### Exercise
Each record below is to be reproduced without any change.

### Available data
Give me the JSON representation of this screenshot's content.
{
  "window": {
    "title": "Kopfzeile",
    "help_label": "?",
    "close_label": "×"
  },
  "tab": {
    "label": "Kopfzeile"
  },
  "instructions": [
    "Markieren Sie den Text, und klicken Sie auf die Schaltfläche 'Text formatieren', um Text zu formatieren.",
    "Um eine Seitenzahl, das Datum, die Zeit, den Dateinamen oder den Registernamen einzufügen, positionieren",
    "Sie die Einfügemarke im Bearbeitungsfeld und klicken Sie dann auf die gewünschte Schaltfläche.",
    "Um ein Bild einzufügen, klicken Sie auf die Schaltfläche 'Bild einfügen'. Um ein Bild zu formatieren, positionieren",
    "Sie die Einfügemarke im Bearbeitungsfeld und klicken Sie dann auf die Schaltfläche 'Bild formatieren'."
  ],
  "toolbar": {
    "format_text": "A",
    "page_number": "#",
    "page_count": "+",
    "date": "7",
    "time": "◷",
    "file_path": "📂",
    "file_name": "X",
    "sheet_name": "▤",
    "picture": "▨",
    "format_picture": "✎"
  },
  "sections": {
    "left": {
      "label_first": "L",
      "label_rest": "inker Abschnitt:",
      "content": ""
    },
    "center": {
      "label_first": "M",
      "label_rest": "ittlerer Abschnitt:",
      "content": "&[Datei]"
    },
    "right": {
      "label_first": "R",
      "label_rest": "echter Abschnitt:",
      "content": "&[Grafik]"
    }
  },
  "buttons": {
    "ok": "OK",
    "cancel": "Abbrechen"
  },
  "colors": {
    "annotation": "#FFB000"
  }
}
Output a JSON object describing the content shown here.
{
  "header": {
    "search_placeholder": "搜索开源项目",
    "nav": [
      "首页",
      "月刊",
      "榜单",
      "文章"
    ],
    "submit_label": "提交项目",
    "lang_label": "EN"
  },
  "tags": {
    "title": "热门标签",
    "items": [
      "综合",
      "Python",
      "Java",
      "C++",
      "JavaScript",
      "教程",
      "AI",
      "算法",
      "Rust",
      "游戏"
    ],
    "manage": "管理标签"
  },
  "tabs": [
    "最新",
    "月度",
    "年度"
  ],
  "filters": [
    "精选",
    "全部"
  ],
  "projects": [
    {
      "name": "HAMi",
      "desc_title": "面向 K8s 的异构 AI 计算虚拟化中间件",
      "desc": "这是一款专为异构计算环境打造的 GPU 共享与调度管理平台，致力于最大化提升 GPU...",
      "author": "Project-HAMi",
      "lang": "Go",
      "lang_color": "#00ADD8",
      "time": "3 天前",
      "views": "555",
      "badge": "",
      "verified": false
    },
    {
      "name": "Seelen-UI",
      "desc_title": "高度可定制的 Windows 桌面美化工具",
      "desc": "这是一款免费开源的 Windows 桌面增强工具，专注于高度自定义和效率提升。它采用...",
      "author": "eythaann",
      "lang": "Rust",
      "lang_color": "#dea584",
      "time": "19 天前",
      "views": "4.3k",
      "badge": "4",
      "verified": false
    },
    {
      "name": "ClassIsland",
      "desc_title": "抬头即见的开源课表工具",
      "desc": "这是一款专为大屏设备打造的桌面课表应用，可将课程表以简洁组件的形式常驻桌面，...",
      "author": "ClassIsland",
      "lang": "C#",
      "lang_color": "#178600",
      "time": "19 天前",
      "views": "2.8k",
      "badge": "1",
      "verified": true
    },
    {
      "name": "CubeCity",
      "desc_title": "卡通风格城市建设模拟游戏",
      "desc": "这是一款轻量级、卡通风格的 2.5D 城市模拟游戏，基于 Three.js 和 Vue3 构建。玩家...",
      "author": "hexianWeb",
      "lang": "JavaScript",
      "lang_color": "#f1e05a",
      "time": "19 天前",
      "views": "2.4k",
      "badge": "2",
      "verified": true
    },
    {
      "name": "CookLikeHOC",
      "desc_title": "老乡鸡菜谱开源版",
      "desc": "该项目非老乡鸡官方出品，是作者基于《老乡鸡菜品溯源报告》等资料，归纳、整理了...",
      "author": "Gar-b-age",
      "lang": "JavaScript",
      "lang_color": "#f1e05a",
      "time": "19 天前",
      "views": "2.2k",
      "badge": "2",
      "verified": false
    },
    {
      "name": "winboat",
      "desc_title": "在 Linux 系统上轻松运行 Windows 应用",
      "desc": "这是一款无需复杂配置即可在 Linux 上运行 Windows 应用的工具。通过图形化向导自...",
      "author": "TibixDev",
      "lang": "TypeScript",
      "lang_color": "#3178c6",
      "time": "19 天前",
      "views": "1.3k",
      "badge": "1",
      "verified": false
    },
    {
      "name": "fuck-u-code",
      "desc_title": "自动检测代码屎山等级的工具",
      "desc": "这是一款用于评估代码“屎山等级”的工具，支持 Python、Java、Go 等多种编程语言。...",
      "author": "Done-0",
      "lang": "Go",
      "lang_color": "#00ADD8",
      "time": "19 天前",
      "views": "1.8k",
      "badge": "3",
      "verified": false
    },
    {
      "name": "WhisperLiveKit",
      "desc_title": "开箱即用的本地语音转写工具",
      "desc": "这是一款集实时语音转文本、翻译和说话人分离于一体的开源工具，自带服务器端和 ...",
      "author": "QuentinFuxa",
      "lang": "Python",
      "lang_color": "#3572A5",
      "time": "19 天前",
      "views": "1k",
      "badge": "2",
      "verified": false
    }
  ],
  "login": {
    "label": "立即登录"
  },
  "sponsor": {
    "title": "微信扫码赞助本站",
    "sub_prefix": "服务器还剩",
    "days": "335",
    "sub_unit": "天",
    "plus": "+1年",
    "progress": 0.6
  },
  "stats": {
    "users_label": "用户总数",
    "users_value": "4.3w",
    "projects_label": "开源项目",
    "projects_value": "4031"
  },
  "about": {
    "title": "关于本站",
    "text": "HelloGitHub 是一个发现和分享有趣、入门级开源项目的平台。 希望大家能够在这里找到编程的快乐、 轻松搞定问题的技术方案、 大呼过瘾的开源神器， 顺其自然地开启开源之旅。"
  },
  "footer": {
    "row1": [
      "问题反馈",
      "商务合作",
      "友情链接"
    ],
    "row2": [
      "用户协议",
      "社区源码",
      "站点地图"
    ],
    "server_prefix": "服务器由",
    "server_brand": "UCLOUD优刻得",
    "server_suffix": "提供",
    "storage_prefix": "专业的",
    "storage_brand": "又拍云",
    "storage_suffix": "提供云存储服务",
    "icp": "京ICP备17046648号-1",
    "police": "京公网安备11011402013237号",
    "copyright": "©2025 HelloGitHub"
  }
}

### Solution to the exercise
Give me the JSON representation of this screenshot's content.
{
  "window": {
    "title": "Kopfzeile",
    "help_label": "?",
    "close_label": "×"
  },
  "tab": {
    "label": "Kopfzeile"
  },
  "instructions": [
    "Markieren Sie den Text, und klicken Sie auf die Schaltfläche 'Text formatieren', um Text zu formatieren.",
    "Um eine Seitenzahl, das Datum, die Zeit, den Dateinamen oder den Registernamen einzufügen, positionieren",
    "Sie die Einfügemarke im Bearbeitungsfeld und klicken Sie dann auf die gewünschte Schaltfläche.",
    "Um ein Bild einzufügen, klicken Sie auf die Schaltfläche 'Bild einfügen'. Um ein Bild zu formatieren, positionieren",
    "Sie die Einfügemarke im Bearbeitungsfeld und klicken Sie dann auf die Schaltfläche 'Bild formatieren'."
  ],
  "toolbar": {
    "format_text": "A",
    "page_number": "#",
    "page_count": "+",
    "date": "7",
    "time": "◷",
    "file_path": "📂",
    "file_name": "X",
    "sheet_name": "▤",
    "picture": "▨",
    "format_picture": "✎"
  },
  "sections": {
    "left": {
      "label_first": "L",
      "label_rest": "inker Abschnitt:",
      "content": ""
    },
    "center": {
      "label_first": "M",
      "label_rest": "ittlerer Abschnitt:",
      "content": "&[Datei]"
    },
    "right": {
      "label_first": "R",
      "label_rest": "echter Abschnitt:",
      "content": "&[Grafik]"
    }
  },
  "buttons": {
    "ok": "OK",
    "cancel": "Abbrechen"
  },
  "colors": {
    "annotation": "#FFB000"
  }
}
Output a JSON object describing the content shown here.
{
  "header": {
    "search_placeholder": "搜索开源项目",
    "nav": [
      "首页",
      "月刊",
      "榜单",
      "文章"
    ],
    "submit_label": "提交项目",
    "lang_label": "EN"
  },
  "tags": {
    "title": "热门标签",
    "items": [
      "综合",
      "Python",
      "Java",
      "C++",
      "JavaScript",
      "教程",
      "AI",
      "算法",
      "Rust",
      "游戏"
    ],
    "manage": "管理标签"
  },
  "tabs": [
    "最新",
    "月度",
    "年度"
  ],
  "filters": [
    "精选",
    "全部"
  ],
  "projects": [
    {
      "name": "HAMi",
      "desc_title": "面向 K8s 的异构 AI 计算虚拟化中间件",
      "desc": "这是一款专为异构计算环境打造的 GPU 共享与调度管理平台，致力于最大化提升 GPU...",
      "author": "Project-HAMi",
      "lang": "Go",
      "lang_color": "#00ADD8",
      "time": "3 天前",
      "views": "555",
      "badge": "",
      "verified": false
    },
    {
      "name": "Seelen-UI",
      "desc_title": "高度可定制的 Windows 桌面美化工具",
      "desc": "这是一款免费开源的 Windows 桌面增强工具，专注于高度自定义和效率提升。它采用...",
      "author": "eythaann",
      "lang": "Rust",
      "lang_color": "#dea584",
      "time": "19 天前",
      "views": "4.3k",
      "badge": "4",
      "verified": false
    },
    {
      "name": "ClassIsland",
      "desc_title": "抬头即见的开源课表工具",
      "desc": "这是一款专为大屏设备打造的桌面课表应用，可将课程表以简洁组件的形式常驻桌面，...",
      "author": "ClassIsland",
      "lang": "C#",
      "lang_color": "#178600",
      "time": "19 天前",
      "views": "2.8k",
      "badge": "1",
      "verified": true
    },
    {
      "name": "CubeCity",
      "desc_title": "卡通风格城市建设模拟游戏",
      "desc": "这是一款轻量级、卡通风格的 2.5D 城市模拟游戏，基于 Three.js 和 Vue3 构建。玩家...",
      "author": "hexianWeb",
      "lang": "JavaScript",
      "lang_color": "#f1e05a",
      "time": "19 天前",
      "views": "2.4k",
      "badge": "2",
      "verified": true
    },
    {
      "name": "CookLikeHOC",
      "desc_title": "老乡鸡菜谱开源版",
      "desc": "该项目非老乡鸡官方出品，是作者基于《老乡鸡菜品溯源报告》等资料，归纳、整理了...",
      "author": "Gar-b-age",
      "lang": "JavaScript",
      "lang_color": "#f1e05a",
      "time": "19 天前",
      "views": "2.2k",
      "badge": "2",
      "verified": false
    },
    {
      "name": "winboat",
      "desc_title": "在 Linux 系统上轻松运行 Windows 应用",
      "desc": "这是一款无需复杂配置即可在 Linux 上运行 Windows 应用的工具。通过图形化向导自...",
      "author": "TibixDev",
      "lang": "TypeScript",
      "lang_color": "#3178c6",
      "time": "19 天前",
      "views": "1.3k",
      "badge": "1",
      "verified": false
    },
    {
      "name": "fuck-u-code",
      "desc_title": "自动检测代码屎山等级的工具",
      "desc": "这是一款用于评估代码“屎山等级”的工具，支持 Python、Java、Go 等多种编程语言。...",
      "author": "Done-0",
      "lang": "Go",
      "lang_color": "#00ADD8",
      "time": "19 天前",
      "views": "1.8k",
      "badge": "3",
      "verified": false
    },
    {
      "name": "WhisperLiveKit",
      "desc_title": "开箱即用的本地语音转写工具",
      "desc": "这是一款集实时语音转文本、翻译和说话人分离于一体的开源工具，自带服务器端和 ...",
      "author": "QuentinFuxa",
      "lang": "Python",
      "lang_color": "#3572A5",
      "time": "19 天前",
      "views": "1k",
      "badge": "2",
      "verified": false
    }
  ],
  "login": {
    "label": "立即登录"
  },
  "sponsor": {
    "title": "微信扫码赞助本站",
    "sub_prefix": "服务器还剩",
    "days": "335",
    "sub_unit": "天",
    "plus": "+1年",
    "progress": 0.6
  },
  "stats": {
    "users_label": "用户总数",
    "users_value": "4.3w",
    "projects_label": "开源项目",
    "projects_value": "4031"
  },
  "about": {
    "title": "关于本站",
    "text": "HelloGitHub 是一个发现和分享有趣、入门级开源项目的平台。 希望大家能够在这里找到编程的快乐、 轻松搞定问题的技术方案、 大呼过瘾的开源神器， 顺其自然地开启开源之旅。"
  },
  "footer": {
    "row1": [
      "问题反馈",
      "商务合作",
      "友情链接"
    ],
    "row2": [
      "用户协议",
      "社区源码",
      "站点地图"
    ],
    "server_prefix": "服务器由",
    "server_brand": "UCLOUD优刻得",
    "server_suffix": "提供",
    "storage_prefix": "专业的",
    "storage_brand": "又拍云",
    "storage_suffix": "提供云存储服务",
    "icp": "京ICP备17046648号-1",
    "police": "京公网安备11011402013237号",
    "copyright": "©2025 HelloGitHub"
  }
}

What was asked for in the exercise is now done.